▶ DATA RECORDS

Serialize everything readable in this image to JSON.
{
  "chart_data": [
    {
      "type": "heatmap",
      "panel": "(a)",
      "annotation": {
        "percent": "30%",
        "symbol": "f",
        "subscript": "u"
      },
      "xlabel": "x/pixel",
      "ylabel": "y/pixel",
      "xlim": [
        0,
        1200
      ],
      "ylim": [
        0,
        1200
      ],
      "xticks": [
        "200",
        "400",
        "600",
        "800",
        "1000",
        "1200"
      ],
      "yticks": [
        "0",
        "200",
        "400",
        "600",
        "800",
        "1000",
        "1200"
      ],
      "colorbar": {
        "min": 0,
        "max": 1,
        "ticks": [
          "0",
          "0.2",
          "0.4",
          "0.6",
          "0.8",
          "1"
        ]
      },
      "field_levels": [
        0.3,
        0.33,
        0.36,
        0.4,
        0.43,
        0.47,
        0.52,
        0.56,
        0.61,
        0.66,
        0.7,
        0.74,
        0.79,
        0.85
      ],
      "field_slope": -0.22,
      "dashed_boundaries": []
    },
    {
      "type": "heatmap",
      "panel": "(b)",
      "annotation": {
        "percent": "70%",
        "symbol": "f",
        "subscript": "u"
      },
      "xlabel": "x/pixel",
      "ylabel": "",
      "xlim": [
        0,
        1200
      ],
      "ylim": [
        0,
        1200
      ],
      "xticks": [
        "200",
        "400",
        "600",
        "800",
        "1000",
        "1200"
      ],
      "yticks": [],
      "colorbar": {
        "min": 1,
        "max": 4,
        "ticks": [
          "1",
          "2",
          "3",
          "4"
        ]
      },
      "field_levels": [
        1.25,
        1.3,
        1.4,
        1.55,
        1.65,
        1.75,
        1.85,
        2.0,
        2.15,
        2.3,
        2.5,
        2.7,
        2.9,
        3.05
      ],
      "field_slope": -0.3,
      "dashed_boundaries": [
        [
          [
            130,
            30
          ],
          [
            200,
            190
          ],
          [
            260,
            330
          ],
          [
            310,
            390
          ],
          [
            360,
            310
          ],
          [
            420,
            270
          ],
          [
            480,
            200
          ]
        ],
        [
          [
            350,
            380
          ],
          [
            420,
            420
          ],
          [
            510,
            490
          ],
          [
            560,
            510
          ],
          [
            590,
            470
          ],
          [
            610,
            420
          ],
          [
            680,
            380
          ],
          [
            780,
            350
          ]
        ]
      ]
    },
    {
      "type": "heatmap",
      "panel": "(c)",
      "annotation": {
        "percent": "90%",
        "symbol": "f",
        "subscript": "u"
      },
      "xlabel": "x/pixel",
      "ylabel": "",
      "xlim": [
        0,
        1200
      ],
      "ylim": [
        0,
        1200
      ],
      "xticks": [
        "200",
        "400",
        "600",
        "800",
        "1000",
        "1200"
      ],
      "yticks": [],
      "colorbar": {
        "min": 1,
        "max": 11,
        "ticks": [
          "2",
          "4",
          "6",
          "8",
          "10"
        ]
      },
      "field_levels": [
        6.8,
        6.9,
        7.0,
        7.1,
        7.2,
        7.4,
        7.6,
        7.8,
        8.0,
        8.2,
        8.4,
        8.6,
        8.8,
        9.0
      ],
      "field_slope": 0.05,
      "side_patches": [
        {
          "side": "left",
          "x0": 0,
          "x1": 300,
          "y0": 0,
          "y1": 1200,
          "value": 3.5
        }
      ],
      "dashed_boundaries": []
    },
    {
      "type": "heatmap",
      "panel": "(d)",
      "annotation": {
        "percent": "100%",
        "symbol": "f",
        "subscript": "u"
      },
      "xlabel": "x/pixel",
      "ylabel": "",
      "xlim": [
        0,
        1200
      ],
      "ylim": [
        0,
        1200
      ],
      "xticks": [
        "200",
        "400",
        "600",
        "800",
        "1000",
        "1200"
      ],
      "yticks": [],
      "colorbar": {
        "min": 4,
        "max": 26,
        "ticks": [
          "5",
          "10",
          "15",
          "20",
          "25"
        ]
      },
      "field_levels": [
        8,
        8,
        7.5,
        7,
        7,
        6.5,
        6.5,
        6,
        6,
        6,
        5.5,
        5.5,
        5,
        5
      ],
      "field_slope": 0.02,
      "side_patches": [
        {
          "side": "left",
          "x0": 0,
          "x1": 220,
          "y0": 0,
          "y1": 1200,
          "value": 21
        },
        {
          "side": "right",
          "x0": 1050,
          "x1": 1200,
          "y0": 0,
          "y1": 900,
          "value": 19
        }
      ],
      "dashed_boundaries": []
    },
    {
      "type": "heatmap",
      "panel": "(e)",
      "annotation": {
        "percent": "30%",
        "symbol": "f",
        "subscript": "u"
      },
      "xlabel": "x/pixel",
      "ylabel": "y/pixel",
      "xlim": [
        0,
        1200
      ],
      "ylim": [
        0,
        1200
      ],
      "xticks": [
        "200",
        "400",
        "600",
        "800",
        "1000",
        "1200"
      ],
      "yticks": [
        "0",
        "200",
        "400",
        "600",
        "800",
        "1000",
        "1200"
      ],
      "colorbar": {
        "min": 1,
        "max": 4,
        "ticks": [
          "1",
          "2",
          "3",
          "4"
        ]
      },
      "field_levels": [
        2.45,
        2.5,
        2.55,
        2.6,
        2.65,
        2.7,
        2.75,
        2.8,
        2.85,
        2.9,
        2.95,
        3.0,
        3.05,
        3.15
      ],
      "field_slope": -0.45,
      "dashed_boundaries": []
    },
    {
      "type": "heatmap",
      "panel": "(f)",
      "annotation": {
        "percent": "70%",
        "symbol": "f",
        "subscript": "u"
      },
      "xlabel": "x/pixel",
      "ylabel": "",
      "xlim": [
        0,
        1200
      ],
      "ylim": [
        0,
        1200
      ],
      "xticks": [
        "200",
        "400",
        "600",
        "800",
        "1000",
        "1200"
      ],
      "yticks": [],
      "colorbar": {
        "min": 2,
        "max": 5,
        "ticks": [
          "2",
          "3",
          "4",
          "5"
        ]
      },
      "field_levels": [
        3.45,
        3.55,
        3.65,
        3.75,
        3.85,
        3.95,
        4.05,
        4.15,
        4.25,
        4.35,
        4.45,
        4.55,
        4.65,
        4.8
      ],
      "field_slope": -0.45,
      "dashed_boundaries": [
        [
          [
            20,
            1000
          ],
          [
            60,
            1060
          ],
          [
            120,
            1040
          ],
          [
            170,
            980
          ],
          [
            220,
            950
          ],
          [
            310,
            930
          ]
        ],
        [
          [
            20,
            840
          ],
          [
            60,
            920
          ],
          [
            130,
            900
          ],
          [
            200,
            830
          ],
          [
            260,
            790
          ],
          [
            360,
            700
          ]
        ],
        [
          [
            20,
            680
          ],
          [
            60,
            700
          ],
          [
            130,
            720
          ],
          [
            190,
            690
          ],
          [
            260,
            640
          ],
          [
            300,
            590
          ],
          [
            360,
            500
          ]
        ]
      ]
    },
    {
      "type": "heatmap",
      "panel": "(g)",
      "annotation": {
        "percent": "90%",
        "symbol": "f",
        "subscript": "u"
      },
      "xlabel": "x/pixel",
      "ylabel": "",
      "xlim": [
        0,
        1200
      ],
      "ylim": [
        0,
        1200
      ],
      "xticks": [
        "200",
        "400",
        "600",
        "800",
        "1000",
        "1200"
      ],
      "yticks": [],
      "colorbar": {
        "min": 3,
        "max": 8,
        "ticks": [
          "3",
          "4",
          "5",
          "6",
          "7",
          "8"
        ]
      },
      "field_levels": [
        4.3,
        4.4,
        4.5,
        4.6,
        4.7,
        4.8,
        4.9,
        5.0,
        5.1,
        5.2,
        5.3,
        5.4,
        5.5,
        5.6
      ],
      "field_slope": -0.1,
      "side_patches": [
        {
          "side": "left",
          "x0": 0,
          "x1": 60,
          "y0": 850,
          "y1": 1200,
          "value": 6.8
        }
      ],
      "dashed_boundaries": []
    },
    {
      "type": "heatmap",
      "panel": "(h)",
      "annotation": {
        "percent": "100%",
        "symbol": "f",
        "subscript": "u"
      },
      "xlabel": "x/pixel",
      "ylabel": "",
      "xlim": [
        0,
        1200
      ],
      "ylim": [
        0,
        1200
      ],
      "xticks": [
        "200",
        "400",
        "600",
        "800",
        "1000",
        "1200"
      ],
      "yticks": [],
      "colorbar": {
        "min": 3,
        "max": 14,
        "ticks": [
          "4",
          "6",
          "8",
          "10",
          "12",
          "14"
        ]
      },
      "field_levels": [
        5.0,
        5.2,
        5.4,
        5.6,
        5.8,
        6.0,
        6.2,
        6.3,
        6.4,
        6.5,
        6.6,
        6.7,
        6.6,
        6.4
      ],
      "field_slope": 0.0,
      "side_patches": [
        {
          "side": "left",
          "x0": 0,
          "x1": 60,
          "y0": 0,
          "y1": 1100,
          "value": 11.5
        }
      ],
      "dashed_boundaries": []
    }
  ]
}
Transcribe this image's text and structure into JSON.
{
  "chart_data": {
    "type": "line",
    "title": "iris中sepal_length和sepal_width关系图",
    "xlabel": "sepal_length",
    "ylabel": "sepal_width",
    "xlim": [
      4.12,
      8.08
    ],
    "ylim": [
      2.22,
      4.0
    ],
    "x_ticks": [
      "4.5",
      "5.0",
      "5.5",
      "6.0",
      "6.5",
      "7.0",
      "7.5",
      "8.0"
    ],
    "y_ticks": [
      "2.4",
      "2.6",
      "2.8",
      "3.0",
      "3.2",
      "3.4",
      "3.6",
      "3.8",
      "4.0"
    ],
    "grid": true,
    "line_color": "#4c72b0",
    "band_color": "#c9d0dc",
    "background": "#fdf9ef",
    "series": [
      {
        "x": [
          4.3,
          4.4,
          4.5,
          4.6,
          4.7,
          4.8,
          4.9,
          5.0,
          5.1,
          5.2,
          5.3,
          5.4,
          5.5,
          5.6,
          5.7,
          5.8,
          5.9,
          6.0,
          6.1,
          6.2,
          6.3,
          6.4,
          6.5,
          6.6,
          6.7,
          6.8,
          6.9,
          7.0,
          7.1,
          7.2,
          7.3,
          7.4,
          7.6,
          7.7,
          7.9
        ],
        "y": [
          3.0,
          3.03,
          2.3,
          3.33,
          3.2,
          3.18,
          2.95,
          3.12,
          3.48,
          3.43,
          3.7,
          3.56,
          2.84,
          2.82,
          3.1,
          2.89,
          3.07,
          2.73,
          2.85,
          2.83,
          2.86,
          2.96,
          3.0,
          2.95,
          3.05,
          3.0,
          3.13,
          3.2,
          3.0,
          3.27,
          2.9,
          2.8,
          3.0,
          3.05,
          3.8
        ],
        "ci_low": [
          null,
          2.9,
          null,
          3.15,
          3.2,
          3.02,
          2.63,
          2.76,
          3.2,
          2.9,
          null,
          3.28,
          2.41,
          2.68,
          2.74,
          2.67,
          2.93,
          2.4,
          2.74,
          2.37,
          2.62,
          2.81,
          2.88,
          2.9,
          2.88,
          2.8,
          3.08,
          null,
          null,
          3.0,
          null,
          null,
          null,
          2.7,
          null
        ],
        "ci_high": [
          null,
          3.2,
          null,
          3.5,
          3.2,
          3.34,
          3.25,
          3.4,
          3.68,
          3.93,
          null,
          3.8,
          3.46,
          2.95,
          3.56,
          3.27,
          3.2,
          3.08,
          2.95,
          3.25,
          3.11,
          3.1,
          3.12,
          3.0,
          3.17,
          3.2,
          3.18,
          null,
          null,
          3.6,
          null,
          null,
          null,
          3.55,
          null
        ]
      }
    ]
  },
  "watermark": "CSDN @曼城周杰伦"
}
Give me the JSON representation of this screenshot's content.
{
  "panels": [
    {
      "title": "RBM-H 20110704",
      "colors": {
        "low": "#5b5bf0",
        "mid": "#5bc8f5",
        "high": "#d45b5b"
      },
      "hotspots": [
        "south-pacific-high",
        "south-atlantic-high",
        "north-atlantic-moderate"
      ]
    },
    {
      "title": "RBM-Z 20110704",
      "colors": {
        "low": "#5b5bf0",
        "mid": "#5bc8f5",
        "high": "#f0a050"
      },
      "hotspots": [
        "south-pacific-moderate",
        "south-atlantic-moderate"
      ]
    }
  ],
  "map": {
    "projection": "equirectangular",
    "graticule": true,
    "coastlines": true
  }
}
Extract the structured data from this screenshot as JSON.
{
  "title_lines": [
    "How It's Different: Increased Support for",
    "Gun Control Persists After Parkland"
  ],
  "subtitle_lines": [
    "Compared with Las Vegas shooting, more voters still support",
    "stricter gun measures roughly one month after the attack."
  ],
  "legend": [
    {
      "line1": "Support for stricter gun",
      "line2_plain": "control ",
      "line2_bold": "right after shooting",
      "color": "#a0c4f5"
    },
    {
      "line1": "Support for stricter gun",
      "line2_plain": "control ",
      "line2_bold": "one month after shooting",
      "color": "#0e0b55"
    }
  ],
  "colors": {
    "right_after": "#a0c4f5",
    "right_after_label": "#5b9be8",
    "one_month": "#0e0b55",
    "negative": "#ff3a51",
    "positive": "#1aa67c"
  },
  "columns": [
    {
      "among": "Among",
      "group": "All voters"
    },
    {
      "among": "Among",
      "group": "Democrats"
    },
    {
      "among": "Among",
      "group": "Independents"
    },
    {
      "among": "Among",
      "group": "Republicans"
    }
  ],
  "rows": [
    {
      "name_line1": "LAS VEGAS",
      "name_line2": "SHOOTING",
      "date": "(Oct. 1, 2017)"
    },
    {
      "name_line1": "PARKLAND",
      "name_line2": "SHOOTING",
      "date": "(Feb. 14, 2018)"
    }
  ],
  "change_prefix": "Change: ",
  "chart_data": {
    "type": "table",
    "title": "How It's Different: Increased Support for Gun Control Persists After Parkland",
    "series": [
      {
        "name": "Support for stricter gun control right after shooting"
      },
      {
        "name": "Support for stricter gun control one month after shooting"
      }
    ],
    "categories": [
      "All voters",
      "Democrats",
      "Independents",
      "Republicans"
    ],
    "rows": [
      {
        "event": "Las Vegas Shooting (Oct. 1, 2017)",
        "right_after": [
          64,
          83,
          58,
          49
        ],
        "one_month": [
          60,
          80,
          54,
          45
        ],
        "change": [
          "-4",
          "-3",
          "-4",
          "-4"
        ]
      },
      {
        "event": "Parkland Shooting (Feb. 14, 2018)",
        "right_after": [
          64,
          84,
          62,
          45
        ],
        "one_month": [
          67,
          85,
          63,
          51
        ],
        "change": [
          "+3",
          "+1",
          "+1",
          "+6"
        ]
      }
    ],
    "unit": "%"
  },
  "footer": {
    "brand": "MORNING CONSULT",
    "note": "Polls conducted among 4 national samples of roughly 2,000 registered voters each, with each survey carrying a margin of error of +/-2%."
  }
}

▶ STATED GOAL
Copy out each line of the entries that holds "this".

▶ RESPONSE BELOW
Serialize everything readable in this image to JSON.
Transcribe this image's text and structure into JSON.
Give me the JSON representation of this screenshot's content.
Extract the structured data from this screenshot as JSON.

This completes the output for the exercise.